- **ENTRIES**:
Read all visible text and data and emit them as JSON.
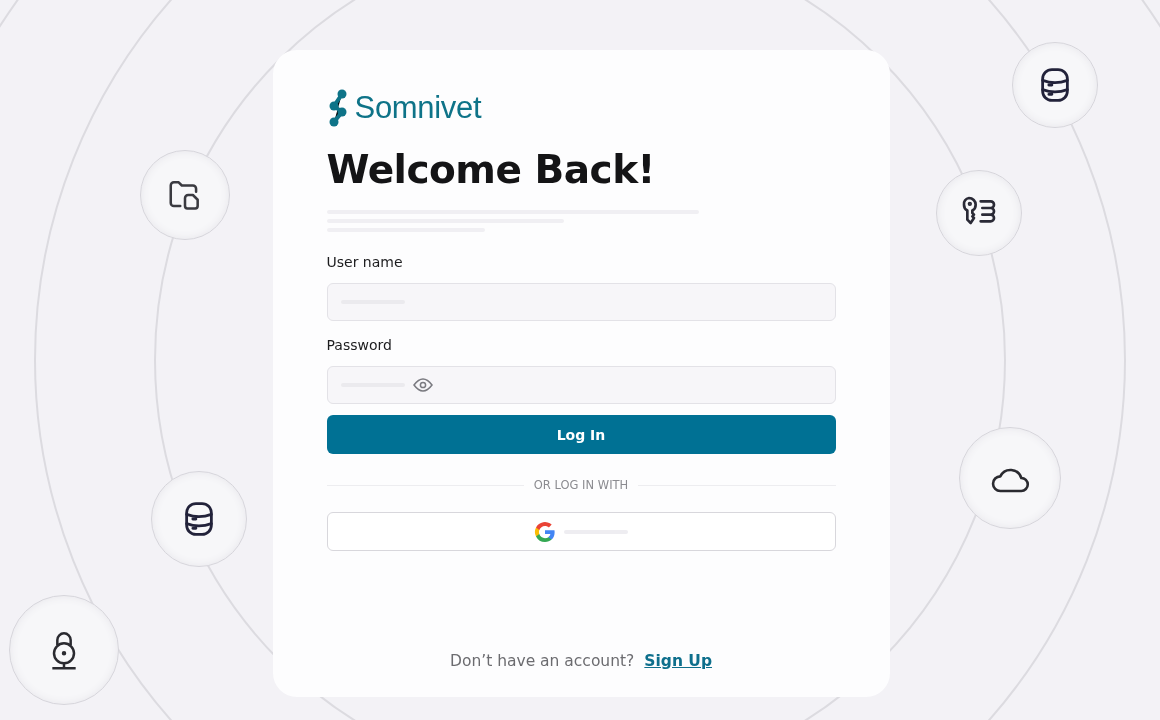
{
  "brand": {
    "name": "Somnivet"
  },
  "heading": "Welcome Back!",
  "fields": [
    {
      "label": "User name",
      "kind": "text"
    },
    {
      "label": "Password",
      "kind": "password"
    }
  ],
  "login_button": "Log In",
  "divider": "OR LOG IN WITH",
  "footer": {
    "prompt": "Don’t have an account?",
    "link": "Sign Up"
  }
}
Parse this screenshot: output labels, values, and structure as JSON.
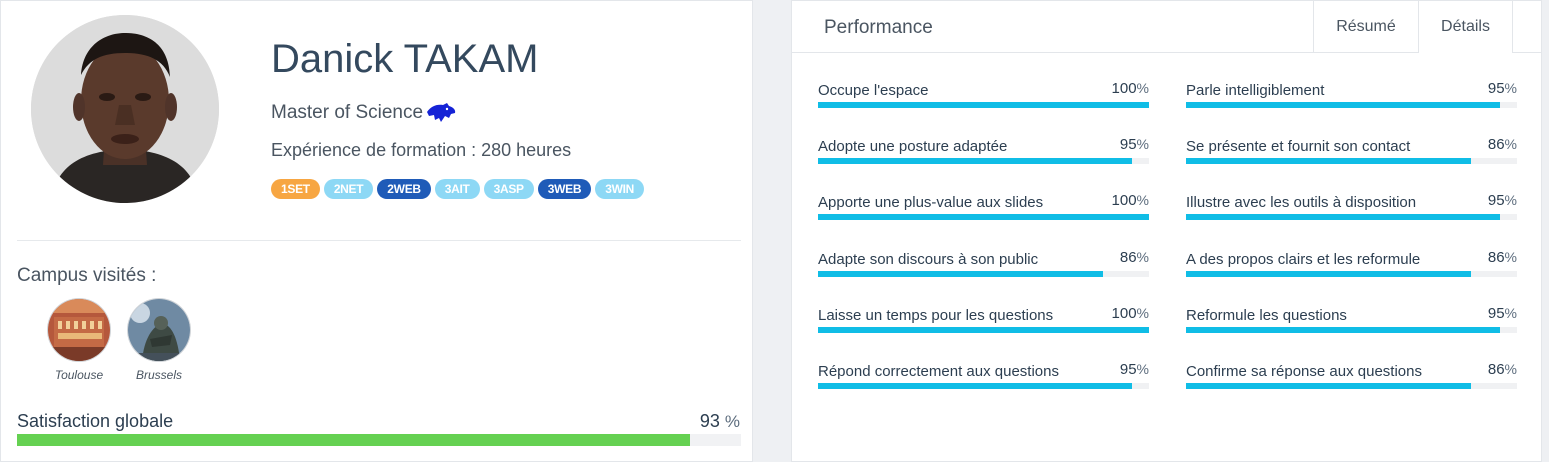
{
  "profile": {
    "name": "Danick TAKAM",
    "degree": "Master of Science",
    "experience": "Expérience de formation : 280 heures",
    "badges": [
      {
        "label": "1SET",
        "color": "#f7a642"
      },
      {
        "label": "2NET",
        "color": "#8dd8f5"
      },
      {
        "label": "2WEB",
        "color": "#1f5bb8"
      },
      {
        "label": "3AIT",
        "color": "#8dd8f5"
      },
      {
        "label": "3ASP",
        "color": "#8dd8f5"
      },
      {
        "label": "3WEB",
        "color": "#1f5bb8"
      },
      {
        "label": "3WIN",
        "color": "#8dd8f5"
      }
    ]
  },
  "campus": {
    "title": "Campus visités :",
    "items": [
      {
        "label": "Toulouse"
      },
      {
        "label": "Brussels"
      }
    ]
  },
  "satisfaction": {
    "label": "Satisfaction globale",
    "value": "93",
    "unit": "%",
    "fraction": 0.93,
    "color": "#65d152"
  },
  "performance": {
    "title": "Performance",
    "tabs": [
      {
        "label": "Résumé"
      },
      {
        "label": "Détails"
      }
    ],
    "active_tab": "Détails",
    "bar_color": "#10bde6",
    "skills": [
      {
        "label": "Occupe l'espace",
        "value": "100",
        "fraction": 1.0
      },
      {
        "label": "Parle intelligiblement",
        "value": "95",
        "fraction": 0.95
      },
      {
        "label": "Adopte une posture adaptée",
        "value": "95",
        "fraction": 0.95
      },
      {
        "label": "Se présente et fournit son contact",
        "value": "86",
        "fraction": 0.86
      },
      {
        "label": "Apporte une plus-value aux slides",
        "value": "100",
        "fraction": 1.0
      },
      {
        "label": "Illustre avec les outils à disposition",
        "value": "95",
        "fraction": 0.95
      },
      {
        "label": "Adapte son discours à son public",
        "value": "86",
        "fraction": 0.86
      },
      {
        "label": "A des propos clairs et les reformule",
        "value": "86",
        "fraction": 0.86
      },
      {
        "label": "Laisse un temps pour les questions",
        "value": "100",
        "fraction": 1.0
      },
      {
        "label": "Reformule les questions",
        "value": "95",
        "fraction": 0.95
      },
      {
        "label": "Répond correctement aux questions",
        "value": "95",
        "fraction": 0.95
      },
      {
        "label": "Confirme sa réponse aux questions",
        "value": "86",
        "fraction": 0.86
      }
    ],
    "percent_sign": "%"
  }
}
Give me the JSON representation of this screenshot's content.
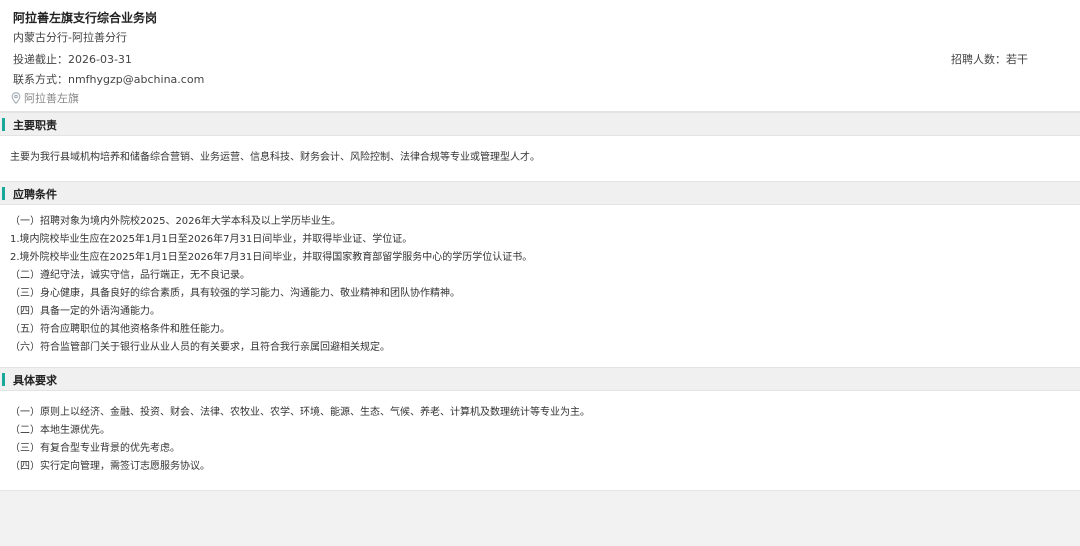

- **THE PROBLEM**:
Pull every line holding "questions" out of the records.

- **TASK OUTPUT**:
        "label": "Laisse un temps pour les questions",
        "label": "Reformule les questions",
        "label": "Répond correctement aux questions",
        "label": "Confirme sa réponse aux questions",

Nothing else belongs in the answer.